■ **Source document**:
■ ■ ■ ■ ■ ■ ■

BROMOPROPANE; A REVIEW ARTICLE

Abstract

Bromopropane (BP) was introduced into the workplace as an alternative to ozone depleting solvents and increasingly used in manufacturing industry, bromopropane can be absorbed by inhalation, ingestion, or dermal exposure. Several studies have monitored urine and blood samples in workers to establish biomarkers of exposure. 1-bromopropane metabolism show that CYP catalyzed oxidation (primarily via CYP2E1) reactions and glutathione conjugation are the primary metabolic pathways. Bromopropane has many reactive intermediate metabolites (bromoacetone, glycidol, and - bromohydrin). Workers that exposed to BP showed different systems toxicities, animal studies showed toxicities as well. BP cause disruption of estrous cycle and change ovarian shape and weight, there is a general agreement that male reproductive organs are particularly susceptible to the deleterious effects of reactive oxygen species (ROS) and lipid peroxidation, which ultimately lead to impaired fertility. Human cases of BP toxicity showed ataxia, sensory deficit and hyperreflexia in lower extremities. The reduction of hepatic GSH produced by BP was associated with increased activities of alanine aminotransferase (ALT) and aspartate aminotransferase (AST). Other toxicities further reported like reduction in mean body weight of rats, pancytopenia and bone marrow hypoplasia.

■ ■ ■ ■ ■ ■ ■

According to the abstract on bromopropane, which enzyme primarily carries out the CYP-catalyzed oxidation of 1-bromopropane? The records play no part in the work here.

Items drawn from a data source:
■ ■ ■ ■ ■ ■ ■

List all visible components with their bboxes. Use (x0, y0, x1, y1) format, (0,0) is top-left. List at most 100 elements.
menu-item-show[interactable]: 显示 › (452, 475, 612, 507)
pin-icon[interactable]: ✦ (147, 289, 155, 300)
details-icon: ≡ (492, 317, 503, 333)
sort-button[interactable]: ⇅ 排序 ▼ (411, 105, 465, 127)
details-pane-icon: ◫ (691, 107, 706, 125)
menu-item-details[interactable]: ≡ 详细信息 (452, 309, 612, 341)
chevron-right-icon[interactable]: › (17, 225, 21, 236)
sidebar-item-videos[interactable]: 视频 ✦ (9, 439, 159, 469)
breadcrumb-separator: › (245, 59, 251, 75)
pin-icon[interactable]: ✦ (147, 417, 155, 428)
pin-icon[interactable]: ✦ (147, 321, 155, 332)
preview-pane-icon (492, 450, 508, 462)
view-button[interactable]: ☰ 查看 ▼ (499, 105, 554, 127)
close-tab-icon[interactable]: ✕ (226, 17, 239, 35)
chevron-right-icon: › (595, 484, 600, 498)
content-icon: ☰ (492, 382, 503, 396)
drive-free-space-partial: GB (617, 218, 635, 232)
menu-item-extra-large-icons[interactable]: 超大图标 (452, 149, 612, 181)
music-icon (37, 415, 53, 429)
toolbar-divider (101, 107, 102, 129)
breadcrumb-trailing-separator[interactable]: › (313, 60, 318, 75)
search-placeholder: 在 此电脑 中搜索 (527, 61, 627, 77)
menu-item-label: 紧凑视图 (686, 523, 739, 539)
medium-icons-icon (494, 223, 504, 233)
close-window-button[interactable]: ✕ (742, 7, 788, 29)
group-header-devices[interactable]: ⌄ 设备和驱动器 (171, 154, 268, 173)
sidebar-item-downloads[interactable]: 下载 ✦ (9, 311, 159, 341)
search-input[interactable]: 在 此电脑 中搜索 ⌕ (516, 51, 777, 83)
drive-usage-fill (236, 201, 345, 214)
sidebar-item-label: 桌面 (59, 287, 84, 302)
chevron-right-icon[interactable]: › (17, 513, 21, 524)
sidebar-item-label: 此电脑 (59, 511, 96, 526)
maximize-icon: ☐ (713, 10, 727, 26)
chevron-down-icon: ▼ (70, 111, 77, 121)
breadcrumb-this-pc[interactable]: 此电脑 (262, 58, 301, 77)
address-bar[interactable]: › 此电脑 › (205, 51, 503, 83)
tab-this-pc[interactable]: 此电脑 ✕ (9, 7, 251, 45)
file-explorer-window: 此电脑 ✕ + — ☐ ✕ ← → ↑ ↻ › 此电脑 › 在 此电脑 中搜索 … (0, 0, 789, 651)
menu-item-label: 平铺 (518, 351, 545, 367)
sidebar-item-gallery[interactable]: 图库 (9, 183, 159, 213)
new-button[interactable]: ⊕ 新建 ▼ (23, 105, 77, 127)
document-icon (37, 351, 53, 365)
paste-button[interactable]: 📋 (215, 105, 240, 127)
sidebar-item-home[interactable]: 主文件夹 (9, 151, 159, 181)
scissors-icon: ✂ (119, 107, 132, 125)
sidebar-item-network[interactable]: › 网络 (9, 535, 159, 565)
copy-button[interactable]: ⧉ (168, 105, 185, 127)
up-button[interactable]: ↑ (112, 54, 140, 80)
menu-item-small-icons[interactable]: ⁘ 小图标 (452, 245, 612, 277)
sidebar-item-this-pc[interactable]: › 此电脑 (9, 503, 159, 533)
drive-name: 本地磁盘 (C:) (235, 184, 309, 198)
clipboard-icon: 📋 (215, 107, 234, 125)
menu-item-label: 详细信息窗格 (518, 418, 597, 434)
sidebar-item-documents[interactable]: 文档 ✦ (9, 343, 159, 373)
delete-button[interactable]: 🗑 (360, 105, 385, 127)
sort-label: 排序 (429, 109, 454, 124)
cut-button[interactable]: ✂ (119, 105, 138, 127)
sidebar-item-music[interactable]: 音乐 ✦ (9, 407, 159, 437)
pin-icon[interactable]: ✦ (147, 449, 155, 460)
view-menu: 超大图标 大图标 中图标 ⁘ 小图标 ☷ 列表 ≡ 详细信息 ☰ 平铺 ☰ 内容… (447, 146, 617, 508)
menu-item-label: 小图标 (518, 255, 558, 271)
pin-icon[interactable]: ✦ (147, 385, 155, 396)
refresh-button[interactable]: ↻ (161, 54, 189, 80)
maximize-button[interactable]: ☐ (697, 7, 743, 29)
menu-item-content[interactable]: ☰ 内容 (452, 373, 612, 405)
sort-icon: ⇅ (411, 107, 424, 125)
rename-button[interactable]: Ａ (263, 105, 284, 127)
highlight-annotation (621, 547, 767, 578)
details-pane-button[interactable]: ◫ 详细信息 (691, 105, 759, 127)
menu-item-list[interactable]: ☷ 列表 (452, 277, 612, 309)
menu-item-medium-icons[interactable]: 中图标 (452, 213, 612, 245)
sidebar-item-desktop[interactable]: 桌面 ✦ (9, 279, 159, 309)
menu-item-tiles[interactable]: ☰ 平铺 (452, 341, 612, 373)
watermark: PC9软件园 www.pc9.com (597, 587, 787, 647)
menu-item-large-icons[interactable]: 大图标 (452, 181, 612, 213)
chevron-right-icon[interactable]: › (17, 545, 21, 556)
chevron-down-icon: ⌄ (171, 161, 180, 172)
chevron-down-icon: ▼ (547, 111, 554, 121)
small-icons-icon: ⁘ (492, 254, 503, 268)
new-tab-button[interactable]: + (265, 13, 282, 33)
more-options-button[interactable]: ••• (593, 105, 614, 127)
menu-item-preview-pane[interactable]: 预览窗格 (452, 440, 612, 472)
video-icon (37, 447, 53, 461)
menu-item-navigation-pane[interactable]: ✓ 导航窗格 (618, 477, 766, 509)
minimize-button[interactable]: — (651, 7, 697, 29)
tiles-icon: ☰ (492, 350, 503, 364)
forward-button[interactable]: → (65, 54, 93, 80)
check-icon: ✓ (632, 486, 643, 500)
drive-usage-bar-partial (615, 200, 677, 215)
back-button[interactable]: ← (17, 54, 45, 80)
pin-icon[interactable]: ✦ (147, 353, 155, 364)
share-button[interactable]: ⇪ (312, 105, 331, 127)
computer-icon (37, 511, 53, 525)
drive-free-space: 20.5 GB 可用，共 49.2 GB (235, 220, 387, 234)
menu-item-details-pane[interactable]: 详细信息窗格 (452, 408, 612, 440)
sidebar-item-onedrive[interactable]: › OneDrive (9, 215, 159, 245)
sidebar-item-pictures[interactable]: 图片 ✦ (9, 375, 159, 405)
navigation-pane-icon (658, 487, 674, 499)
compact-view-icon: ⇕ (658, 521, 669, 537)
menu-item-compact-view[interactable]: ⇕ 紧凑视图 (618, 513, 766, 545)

■ ■ ■ ■ ■ ■ ■

■ **Solved problem**: CYP2E1